Dataset extract —

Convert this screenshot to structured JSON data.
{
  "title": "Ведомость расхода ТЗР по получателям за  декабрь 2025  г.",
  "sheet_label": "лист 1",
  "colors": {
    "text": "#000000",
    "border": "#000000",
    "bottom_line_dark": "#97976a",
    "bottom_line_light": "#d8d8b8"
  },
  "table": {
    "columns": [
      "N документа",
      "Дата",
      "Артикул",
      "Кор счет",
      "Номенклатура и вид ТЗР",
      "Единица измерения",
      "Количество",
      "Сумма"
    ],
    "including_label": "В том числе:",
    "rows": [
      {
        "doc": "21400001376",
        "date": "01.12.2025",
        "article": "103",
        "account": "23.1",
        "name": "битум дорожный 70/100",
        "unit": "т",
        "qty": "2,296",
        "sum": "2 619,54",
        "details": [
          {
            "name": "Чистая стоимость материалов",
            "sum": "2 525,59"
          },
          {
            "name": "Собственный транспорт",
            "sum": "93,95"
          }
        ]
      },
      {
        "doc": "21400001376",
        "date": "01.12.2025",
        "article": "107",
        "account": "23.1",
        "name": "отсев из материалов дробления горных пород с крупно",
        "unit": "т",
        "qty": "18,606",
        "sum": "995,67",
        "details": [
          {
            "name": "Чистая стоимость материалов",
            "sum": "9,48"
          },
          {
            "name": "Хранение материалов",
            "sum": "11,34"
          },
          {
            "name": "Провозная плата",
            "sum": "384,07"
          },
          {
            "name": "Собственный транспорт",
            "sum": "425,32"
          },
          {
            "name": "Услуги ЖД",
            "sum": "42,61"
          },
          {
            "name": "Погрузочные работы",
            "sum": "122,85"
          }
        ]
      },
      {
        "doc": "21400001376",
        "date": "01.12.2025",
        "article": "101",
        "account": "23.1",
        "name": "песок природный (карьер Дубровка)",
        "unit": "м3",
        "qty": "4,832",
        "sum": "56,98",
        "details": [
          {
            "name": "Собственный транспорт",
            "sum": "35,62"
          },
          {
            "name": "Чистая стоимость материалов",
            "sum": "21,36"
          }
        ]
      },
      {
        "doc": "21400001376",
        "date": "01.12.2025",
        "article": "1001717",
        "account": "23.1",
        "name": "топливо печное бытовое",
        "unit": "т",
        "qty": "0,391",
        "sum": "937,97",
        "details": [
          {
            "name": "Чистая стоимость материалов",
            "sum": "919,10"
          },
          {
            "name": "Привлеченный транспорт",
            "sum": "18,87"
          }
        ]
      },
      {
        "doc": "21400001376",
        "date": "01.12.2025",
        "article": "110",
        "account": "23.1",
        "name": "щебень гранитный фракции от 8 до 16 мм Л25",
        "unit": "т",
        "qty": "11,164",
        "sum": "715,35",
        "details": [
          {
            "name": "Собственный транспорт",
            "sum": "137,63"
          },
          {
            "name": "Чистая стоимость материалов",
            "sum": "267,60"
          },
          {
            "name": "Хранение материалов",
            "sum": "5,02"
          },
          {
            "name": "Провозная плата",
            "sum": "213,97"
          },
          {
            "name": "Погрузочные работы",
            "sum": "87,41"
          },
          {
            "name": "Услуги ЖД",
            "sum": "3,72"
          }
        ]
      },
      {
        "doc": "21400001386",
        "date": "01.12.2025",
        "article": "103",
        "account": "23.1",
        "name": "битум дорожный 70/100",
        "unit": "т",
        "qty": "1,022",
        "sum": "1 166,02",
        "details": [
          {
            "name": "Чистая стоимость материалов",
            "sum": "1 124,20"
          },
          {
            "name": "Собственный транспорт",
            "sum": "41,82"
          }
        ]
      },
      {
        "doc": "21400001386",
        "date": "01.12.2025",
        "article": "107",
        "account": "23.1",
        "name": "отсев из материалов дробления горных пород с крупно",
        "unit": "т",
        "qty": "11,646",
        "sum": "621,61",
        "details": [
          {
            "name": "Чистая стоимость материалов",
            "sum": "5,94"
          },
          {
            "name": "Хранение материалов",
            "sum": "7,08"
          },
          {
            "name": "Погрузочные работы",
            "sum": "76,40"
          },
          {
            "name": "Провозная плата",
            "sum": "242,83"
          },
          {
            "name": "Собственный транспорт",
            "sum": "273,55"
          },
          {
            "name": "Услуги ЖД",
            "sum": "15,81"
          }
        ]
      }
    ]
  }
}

Set task — The entries above must be returned in full, exactly as shown.

Reply —
Convert this screenshot to structured JSON data.
{
  "title": "Ведомость расхода ТЗР по получателям за  декабрь 2025  г.",
  "sheet_label": "лист 1",
  "colors": {
    "text": "#000000",
    "border": "#000000",
    "bottom_line_dark": "#97976a",
    "bottom_line_light": "#d8d8b8"
  },
  "table": {
    "columns": [
      "N документа",
      "Дата",
      "Артикул",
      "Кор счет",
      "Номенклатура и вид ТЗР",
      "Единица измерения",
      "Количество",
      "Сумма"
    ],
    "including_label": "В том числе:",
    "rows": [
      {
        "doc": "21400001376",
        "date": "01.12.2025",
        "article": "103",
        "account": "23.1",
        "name": "битум дорожный 70/100",
        "unit": "т",
        "qty": "2,296",
        "sum": "2 619,54",
        "details": [
          {
            "name": "Чистая стоимость материалов",
            "sum": "2 525,59"
          },
          {
            "name": "Собственный транспорт",
            "sum": "93,95"
          }
        ]
      },
      {
        "doc": "21400001376",
        "date": "01.12.2025",
        "article": "107",
        "account": "23.1",
        "name": "отсев из материалов дробления горных пород с крупно",
        "unit": "т",
        "qty": "18,606",
        "sum": "995,67",
        "details": [
          {
            "name": "Чистая стоимость материалов",
            "sum": "9,48"
          },
          {
            "name": "Хранение материалов",
            "sum": "11,34"
          },
          {
            "name": "Провозная плата",
            "sum": "384,07"
          },
          {
            "name": "Собственный транспорт",
            "sum": "425,32"
          },
          {
            "name": "Услуги ЖД",
            "sum": "42,61"
          },
          {
            "name": "Погрузочные работы",
            "sum": "122,85"
          }
        ]
      },
      {
        "doc": "21400001376",
        "date": "01.12.2025",
        "article": "101",
        "account": "23.1",
        "name": "песок природный (карьер Дубровка)",
        "unit": "м3",
        "qty": "4,832",
        "sum": "56,98",
        "details": [
          {
            "name": "Собственный транспорт",
            "sum": "35,62"
          },
          {
            "name": "Чистая стоимость материалов",
            "sum": "21,36"
          }
        ]
      },
      {
        "doc": "21400001376",
        "date": "01.12.2025",
        "article": "1001717",
        "account": "23.1",
        "name": "топливо печное бытовое",
        "unit": "т",
        "qty": "0,391",
        "sum": "937,97",
        "details": [
          {
            "name": "Чистая стоимость материалов",
            "sum": "919,10"
          },
          {
            "name": "Привлеченный транспорт",
            "sum": "18,87"
          }
        ]
      },
      {
        "doc": "21400001376",
        "date": "01.12.2025",
        "article": "110",
        "account": "23.1",
        "name": "щебень гранитный фракции от 8 до 16 мм Л25",
        "unit": "т",
        "qty": "11,164",
        "sum": "715,35",
        "details": [
          {
            "name": "Собственный транспорт",
            "sum": "137,63"
          },
          {
            "name": "Чистая стоимость материалов",
            "sum": "267,60"
          },
          {
            "name": "Хранение материалов",
            "sum": "5,02"
          },
          {
            "name": "Провозная плата",
            "sum": "213,97"
          },
          {
            "name": "Погрузочные работы",
            "sum": "87,41"
          },
          {
            "name": "Услуги ЖД",
            "sum": "3,72"
          }
        ]
      },
      {
        "doc": "21400001386",
        "date": "01.12.2025",
        "article": "103",
        "account": "23.1",
        "name": "битум дорожный 70/100",
        "unit": "т",
        "qty": "1,022",
        "sum": "1 166,02",
        "details": [
          {
            "name": "Чистая стоимость материалов",
            "sum": "1 124,20"
          },
          {
            "name": "Собственный транспорт",
            "sum": "41,82"
          }
        ]
      },
      {
        "doc": "21400001386",
        "date": "01.12.2025",
        "article": "107",
        "account": "23.1",
        "name": "отсев из материалов дробления горных пород с крупно",
        "unit": "т",
        "qty": "11,646",
        "sum": "621,61",
        "details": [
          {
            "name": "Чистая стоимость материалов",
            "sum": "5,94"
          },
          {
            "name": "Хранение материалов",
            "sum": "7,08"
          },
          {
            "name": "Погрузочные работы",
            "sum": "76,40"
          },
          {
            "name": "Провозная плата",
            "sum": "242,83"
          },
          {
            "name": "Собственный транспорт",
            "sum": "273,55"
          },
          {
            "name": "Услуги ЖД",
            "sum": "15,81"
          }
        ]
      }
    ]
  }
}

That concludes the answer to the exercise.